RECORDS SUPPLIED:
↓↓↓

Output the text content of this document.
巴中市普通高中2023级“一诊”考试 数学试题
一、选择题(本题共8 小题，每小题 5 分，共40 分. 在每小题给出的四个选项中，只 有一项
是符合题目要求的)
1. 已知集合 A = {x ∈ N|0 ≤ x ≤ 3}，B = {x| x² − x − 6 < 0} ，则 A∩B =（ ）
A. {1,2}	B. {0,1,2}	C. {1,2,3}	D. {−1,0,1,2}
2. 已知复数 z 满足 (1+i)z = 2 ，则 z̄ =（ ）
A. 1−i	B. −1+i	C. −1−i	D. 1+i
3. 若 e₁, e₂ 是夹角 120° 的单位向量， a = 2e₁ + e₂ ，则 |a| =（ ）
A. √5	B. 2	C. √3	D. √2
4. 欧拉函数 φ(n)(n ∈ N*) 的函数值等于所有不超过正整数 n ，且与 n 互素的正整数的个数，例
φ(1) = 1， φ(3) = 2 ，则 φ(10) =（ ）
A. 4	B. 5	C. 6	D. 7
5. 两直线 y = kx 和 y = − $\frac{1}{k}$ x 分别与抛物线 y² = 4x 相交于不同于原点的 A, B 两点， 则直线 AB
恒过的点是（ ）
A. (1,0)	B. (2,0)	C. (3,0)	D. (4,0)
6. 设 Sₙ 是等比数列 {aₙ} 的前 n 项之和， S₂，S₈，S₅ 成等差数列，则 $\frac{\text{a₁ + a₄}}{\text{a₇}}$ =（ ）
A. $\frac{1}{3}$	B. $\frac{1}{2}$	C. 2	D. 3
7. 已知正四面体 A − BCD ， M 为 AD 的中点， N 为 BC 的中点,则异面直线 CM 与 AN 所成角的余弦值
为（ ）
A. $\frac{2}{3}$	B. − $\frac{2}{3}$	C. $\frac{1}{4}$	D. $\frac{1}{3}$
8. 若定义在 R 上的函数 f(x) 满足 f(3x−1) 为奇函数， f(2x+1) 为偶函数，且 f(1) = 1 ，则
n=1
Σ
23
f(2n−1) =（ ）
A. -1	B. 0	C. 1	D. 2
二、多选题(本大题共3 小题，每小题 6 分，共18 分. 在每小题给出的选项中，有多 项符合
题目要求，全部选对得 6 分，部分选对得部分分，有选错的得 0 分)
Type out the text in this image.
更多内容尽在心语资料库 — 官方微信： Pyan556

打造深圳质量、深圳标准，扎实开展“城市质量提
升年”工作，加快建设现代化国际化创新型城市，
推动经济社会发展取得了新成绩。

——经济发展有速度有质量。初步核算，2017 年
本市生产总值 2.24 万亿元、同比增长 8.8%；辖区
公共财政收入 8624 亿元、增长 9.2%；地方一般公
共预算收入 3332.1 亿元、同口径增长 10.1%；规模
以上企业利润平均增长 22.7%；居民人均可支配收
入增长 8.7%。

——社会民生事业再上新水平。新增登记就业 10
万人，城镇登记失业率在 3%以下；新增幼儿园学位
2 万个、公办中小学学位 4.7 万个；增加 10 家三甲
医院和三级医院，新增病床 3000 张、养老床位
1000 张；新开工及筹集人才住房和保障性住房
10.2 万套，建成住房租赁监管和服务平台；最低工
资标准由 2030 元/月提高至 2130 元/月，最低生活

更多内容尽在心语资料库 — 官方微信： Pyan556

↑↑↑

TASK STATEMENT: Each line that holds the word "text" is to be copied.

WORKED SOLUTION:
Output the text content of this document.
6. 设 Sₙ 是等比数列 {aₙ} 的前 n 项之和， S₂，S₈，S₅ 成等差数列，则 $\frac{\text{a₁ + a₄}}{\text{a₇}}$ =（ ）
Type out the text in this image.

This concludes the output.